## Start Supplied data
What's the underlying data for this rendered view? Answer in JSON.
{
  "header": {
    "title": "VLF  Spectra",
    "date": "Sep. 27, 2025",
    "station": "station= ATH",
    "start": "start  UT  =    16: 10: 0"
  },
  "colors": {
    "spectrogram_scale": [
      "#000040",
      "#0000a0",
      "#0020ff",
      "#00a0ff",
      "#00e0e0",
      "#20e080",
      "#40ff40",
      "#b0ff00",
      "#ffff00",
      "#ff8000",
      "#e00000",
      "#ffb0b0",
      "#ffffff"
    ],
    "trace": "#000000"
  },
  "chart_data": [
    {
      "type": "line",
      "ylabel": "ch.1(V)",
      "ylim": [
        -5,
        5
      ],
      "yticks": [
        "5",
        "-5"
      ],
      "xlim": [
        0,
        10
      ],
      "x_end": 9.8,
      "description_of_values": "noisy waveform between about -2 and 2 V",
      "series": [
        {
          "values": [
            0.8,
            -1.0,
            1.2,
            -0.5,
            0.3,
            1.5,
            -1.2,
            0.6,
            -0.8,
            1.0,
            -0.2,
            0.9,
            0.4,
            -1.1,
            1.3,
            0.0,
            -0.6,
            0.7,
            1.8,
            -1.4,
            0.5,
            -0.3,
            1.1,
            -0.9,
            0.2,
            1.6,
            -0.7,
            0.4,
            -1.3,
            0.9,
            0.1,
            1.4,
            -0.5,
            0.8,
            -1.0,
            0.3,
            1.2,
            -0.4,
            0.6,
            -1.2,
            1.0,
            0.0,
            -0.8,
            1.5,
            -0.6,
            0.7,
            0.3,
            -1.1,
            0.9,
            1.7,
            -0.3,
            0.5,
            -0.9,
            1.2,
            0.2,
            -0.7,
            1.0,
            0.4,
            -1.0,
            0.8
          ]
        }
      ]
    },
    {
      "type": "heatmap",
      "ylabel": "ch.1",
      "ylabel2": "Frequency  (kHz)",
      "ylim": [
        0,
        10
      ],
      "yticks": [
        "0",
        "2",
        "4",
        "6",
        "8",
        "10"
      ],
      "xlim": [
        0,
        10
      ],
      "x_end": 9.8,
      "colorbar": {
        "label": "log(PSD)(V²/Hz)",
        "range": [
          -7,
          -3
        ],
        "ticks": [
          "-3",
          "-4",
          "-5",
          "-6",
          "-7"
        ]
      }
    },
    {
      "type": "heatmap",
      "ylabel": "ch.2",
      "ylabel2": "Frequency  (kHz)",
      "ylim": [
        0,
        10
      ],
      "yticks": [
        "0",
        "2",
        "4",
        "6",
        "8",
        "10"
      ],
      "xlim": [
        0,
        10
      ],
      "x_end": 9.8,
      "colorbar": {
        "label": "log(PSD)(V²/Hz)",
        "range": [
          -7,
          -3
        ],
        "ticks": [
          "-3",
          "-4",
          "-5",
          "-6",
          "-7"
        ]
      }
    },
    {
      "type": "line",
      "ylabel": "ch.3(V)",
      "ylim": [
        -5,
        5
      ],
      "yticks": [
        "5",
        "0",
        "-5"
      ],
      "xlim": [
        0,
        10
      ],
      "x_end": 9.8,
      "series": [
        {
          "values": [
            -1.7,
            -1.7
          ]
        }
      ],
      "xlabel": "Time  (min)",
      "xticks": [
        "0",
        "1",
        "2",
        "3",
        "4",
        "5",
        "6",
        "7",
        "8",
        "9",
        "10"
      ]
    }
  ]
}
## End Supplied data
### Set exercise
All of the records must be repeated exactly.

### Solved problem
What's the underlying data for this rendered view? Answer in JSON.
{
  "header": {
    "title": "VLF  Spectra",
    "date": "Sep. 27, 2025",
    "station": "station= ATH",
    "start": "start  UT  =    16: 10: 0"
  },
  "colors": {
    "spectrogram_scale": [
      "#000040",
      "#0000a0",
      "#0020ff",
      "#00a0ff",
      "#00e0e0",
      "#20e080",
      "#40ff40",
      "#b0ff00",
      "#ffff00",
      "#ff8000",
      "#e00000",
      "#ffb0b0",
      "#ffffff"
    ],
    "trace": "#000000"
  },
  "chart_data": [
    {
      "type": "line",
      "ylabel": "ch.1(V)",
      "ylim": [
        -5,
        5
      ],
      "yticks": [
        "5",
        "-5"
      ],
      "xlim": [
        0,
        10
      ],
      "x_end": 9.8,
      "description_of_values": "noisy waveform between about -2 and 2 V",
      "series": [
        {
          "values": [
            0.8,
            -1.0,
            1.2,
            -0.5,
            0.3,
            1.5,
            -1.2,
            0.6,
            -0.8,
            1.0,
            -0.2,
            0.9,
            0.4,
            -1.1,
            1.3,
            0.0,
            -0.6,
            0.7,
            1.8,
            -1.4,
            0.5,
            -0.3,
            1.1,
            -0.9,
            0.2,
            1.6,
            -0.7,
            0.4,
            -1.3,
            0.9,
            0.1,
            1.4,
            -0.5,
            0.8,
            -1.0,
            0.3,
            1.2,
            -0.4,
            0.6,
            -1.2,
            1.0,
            0.0,
            -0.8,
            1.5,
            -0.6,
            0.7,
            0.3,
            -1.1,
            0.9,
            1.7,
            -0.3,
            0.5,
            -0.9,
            1.2,
            0.2,
            -0.7,
            1.0,
            0.4,
            -1.0,
            0.8
          ]
        }
      ]
    },
    {
      "type": "heatmap",
      "ylabel": "ch.1",
      "ylabel2": "Frequency  (kHz)",
      "ylim": [
        0,
        10
      ],
      "yticks": [
        "0",
        "2",
        "4",
        "6",
        "8",
        "10"
      ],
      "xlim": [
        0,
        10
      ],
      "x_end": 9.8,
      "colorbar": {
        "label": "log(PSD)(V²/Hz)",
        "range": [
          -7,
          -3
        ],
        "ticks": [
          "-3",
          "-4",
          "-5",
          "-6",
          "-7"
        ]
      }
    },
    {
      "type": "heatmap",
      "ylabel": "ch.2",
      "ylabel2": "Frequency  (kHz)",
      "ylim": [
        0,
        10
      ],
      "yticks": [
        "0",
        "2",
        "4",
        "6",
        "8",
        "10"
      ],
      "xlim": [
        0,
        10
      ],
      "x_end": 9.8,
      "colorbar": {
        "label": "log(PSD)(V²/Hz)",
        "range": [
          -7,
          -3
        ],
        "ticks": [
          "-3",
          "-4",
          "-5",
          "-6",
          "-7"
        ]
      }
    },
    {
      "type": "line",
      "ylabel": "ch.3(V)",
      "ylim": [
        -5,
        5
      ],
      "yticks": [
        "5",
        "0",
        "-5"
      ],
      "xlim": [
        0,
        10
      ],
      "x_end": 9.8,
      "series": [
        {
          "values": [
            -1.7,
            -1.7
          ]
        }
      ],
      "xlabel": "Time  (min)",
      "xticks": [
        "0",
        "1",
        "2",
        "3",
        "4",
        "5",
        "6",
        "7",
        "8",
        "9",
        "10"
      ]
    }
  ]
}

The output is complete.